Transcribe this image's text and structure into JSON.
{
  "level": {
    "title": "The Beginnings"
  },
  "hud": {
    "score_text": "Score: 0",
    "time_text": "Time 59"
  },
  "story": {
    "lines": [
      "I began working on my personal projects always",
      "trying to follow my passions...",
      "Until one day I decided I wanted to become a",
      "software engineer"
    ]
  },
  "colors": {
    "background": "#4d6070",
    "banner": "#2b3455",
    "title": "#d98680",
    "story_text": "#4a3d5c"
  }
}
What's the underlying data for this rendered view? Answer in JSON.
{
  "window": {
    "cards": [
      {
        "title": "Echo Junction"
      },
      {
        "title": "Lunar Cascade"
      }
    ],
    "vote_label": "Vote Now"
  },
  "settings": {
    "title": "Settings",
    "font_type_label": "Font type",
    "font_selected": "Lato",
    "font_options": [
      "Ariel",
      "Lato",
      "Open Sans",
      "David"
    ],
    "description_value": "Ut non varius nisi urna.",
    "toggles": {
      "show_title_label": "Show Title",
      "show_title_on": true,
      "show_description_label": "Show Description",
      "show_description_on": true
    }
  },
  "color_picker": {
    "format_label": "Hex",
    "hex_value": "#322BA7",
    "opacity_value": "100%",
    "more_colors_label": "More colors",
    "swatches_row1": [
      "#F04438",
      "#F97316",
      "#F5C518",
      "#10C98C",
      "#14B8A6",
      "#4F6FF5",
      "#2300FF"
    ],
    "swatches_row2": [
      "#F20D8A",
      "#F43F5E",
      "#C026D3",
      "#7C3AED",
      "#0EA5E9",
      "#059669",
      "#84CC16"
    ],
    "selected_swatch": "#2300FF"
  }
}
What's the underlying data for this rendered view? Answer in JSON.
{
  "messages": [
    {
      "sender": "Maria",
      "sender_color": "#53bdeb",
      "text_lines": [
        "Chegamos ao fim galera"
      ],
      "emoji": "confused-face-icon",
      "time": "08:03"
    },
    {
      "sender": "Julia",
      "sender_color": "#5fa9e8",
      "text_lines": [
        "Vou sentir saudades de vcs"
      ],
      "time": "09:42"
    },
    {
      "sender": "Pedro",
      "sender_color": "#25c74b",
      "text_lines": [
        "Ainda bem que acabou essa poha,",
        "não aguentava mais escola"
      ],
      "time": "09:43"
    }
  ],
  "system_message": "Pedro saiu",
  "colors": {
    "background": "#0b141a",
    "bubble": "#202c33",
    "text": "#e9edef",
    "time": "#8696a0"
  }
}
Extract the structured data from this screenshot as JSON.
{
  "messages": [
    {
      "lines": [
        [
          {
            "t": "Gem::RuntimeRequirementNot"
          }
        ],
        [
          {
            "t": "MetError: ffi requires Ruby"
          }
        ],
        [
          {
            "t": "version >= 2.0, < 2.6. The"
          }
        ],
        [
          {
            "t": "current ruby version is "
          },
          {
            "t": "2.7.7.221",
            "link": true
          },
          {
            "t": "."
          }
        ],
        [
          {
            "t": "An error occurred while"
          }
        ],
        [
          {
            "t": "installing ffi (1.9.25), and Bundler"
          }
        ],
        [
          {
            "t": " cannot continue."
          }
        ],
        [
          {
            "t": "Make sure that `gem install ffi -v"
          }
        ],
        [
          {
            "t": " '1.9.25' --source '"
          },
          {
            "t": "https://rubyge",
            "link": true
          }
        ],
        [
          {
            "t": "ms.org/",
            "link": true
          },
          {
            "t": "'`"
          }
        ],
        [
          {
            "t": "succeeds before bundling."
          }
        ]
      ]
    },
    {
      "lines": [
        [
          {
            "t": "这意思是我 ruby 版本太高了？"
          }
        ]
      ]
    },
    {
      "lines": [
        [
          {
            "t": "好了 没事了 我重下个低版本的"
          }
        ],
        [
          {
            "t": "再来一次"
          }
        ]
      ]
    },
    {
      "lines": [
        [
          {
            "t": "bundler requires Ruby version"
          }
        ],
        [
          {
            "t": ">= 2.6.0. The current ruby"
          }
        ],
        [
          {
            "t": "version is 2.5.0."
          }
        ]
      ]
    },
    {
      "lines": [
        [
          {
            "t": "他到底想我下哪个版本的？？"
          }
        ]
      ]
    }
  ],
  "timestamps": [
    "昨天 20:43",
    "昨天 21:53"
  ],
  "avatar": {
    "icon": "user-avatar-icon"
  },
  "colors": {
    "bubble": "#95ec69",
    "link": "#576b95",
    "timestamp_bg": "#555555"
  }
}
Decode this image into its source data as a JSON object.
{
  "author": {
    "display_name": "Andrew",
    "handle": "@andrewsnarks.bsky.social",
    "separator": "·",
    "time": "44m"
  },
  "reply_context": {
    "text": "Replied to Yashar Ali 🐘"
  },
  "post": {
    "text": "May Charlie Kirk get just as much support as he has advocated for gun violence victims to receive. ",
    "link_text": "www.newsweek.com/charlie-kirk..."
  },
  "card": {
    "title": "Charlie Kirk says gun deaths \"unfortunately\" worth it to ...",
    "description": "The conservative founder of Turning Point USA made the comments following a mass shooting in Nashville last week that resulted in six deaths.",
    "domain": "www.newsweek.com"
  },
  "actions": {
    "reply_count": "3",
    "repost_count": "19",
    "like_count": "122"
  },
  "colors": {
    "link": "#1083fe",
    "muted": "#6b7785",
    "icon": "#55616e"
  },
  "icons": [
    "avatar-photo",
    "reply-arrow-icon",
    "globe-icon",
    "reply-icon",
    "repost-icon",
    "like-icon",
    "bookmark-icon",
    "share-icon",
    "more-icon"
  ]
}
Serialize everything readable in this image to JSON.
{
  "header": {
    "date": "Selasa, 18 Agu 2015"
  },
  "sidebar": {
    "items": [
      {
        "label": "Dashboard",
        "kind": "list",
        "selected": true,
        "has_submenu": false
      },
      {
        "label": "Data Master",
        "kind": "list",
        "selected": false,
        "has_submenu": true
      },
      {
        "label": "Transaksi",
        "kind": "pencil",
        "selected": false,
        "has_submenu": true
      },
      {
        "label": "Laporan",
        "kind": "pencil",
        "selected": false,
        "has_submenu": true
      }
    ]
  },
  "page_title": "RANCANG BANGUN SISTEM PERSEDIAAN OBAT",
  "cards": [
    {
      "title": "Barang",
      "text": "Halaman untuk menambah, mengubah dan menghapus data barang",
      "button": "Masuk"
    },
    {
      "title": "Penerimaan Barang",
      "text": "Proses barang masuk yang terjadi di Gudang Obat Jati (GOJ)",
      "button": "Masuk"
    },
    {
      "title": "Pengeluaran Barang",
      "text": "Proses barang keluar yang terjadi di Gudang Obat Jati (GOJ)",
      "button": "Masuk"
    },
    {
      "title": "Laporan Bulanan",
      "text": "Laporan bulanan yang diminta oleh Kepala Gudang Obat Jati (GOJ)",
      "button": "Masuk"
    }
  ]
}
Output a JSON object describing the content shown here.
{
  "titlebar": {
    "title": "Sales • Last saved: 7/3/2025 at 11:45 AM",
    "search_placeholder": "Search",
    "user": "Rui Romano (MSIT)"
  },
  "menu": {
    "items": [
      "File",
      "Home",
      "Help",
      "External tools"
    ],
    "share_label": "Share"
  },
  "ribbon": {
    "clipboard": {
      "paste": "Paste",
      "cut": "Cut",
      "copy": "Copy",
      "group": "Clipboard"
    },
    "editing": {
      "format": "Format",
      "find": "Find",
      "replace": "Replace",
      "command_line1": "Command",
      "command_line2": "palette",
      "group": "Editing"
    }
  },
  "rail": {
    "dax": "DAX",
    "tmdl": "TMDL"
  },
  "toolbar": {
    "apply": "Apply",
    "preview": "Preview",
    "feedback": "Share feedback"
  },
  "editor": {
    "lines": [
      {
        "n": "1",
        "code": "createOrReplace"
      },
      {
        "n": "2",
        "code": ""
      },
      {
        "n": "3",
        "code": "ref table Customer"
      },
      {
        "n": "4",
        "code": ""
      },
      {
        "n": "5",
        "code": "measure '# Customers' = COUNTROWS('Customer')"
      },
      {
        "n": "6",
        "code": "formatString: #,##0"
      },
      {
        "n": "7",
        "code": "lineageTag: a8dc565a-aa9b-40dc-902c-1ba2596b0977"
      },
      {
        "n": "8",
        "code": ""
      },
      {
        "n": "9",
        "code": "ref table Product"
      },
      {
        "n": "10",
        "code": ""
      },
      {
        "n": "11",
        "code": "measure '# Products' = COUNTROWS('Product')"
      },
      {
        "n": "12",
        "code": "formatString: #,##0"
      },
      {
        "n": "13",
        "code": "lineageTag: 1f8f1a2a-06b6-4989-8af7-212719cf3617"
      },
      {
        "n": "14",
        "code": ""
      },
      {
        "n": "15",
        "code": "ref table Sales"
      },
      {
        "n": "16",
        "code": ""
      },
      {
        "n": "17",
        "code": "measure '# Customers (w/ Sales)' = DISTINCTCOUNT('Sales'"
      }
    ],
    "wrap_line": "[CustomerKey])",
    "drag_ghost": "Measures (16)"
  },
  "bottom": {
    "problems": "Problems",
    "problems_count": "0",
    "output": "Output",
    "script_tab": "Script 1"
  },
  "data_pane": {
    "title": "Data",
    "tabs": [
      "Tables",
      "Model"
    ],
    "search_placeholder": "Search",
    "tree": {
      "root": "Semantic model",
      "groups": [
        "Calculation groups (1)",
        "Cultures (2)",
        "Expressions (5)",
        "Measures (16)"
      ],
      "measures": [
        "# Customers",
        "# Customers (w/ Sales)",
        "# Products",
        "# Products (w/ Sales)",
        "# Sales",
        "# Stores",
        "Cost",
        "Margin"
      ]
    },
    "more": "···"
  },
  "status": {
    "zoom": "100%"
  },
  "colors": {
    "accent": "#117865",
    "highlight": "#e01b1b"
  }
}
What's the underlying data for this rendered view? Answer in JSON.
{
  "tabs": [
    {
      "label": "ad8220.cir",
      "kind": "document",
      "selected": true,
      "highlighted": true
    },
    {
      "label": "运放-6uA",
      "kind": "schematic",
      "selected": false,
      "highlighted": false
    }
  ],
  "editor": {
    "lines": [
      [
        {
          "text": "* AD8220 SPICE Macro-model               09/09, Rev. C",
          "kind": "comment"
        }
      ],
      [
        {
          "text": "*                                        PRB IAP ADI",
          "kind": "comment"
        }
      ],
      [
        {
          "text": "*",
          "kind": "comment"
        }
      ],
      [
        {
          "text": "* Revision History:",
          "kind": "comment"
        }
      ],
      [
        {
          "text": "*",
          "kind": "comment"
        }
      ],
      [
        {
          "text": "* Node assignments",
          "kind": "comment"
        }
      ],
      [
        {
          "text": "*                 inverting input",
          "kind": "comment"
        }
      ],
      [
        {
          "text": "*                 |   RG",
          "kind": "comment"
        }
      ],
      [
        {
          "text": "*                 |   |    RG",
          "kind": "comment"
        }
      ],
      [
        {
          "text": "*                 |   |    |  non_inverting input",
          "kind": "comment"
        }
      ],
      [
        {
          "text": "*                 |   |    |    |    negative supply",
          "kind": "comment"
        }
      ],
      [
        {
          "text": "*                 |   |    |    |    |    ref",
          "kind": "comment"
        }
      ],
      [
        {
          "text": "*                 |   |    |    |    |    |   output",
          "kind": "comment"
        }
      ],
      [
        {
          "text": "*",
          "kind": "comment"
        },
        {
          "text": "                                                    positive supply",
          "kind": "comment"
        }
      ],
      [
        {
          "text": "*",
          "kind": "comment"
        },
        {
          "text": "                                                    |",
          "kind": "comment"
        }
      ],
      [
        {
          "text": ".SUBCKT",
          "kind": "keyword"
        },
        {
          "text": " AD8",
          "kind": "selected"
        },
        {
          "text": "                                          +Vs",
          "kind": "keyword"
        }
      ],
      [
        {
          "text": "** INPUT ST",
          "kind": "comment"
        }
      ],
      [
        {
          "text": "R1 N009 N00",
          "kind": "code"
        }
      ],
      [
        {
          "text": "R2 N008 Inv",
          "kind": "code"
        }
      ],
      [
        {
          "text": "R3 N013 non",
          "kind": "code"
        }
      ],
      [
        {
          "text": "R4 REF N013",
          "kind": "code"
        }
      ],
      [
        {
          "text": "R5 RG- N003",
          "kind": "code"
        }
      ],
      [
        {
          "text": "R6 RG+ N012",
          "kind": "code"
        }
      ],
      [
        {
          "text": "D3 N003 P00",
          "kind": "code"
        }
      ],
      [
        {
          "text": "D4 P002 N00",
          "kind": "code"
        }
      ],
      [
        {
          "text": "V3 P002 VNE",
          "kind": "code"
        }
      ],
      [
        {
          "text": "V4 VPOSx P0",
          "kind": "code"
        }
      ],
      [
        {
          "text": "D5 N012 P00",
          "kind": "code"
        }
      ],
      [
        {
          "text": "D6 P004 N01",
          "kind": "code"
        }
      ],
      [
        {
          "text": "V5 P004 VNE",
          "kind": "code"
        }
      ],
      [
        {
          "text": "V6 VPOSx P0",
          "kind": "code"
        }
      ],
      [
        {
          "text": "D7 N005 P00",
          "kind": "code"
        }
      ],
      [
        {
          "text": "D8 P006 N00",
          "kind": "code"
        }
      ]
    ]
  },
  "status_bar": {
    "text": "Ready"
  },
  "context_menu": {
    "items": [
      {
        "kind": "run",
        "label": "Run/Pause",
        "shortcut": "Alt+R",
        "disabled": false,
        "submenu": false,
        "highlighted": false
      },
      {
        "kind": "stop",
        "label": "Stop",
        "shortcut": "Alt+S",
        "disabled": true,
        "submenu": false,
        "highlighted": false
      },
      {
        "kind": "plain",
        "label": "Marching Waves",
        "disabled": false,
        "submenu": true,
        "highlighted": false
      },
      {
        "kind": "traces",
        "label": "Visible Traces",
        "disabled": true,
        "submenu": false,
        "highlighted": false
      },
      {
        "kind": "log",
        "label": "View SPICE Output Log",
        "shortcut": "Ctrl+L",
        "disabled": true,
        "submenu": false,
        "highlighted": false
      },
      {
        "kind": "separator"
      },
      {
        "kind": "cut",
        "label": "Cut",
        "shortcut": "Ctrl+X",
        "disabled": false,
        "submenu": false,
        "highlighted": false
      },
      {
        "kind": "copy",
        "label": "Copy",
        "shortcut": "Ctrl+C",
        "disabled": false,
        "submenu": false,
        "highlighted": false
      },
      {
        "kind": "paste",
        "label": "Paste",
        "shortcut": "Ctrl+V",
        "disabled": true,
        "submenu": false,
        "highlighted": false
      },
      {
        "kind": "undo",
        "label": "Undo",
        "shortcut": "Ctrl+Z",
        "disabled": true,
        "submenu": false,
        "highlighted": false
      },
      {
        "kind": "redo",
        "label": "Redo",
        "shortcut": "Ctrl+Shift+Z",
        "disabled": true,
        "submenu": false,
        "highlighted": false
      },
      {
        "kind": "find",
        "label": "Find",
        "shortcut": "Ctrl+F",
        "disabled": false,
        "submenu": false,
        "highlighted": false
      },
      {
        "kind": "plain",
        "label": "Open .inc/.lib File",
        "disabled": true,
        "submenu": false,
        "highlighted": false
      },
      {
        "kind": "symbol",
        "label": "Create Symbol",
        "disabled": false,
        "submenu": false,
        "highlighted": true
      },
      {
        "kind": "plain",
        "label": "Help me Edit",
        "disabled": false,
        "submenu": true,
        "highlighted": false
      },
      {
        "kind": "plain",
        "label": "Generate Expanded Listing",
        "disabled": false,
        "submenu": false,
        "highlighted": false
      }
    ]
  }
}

• • • • • • •

GIVEN TASK:
In the records above, locate each line with the word "image". Copy all such lines.

EXERCISE SOLUTION:
Transcribe this image's text and structure into JSON.
Decode this image into its source data as a JSON object.
Serialize everything readable in this image to JSON.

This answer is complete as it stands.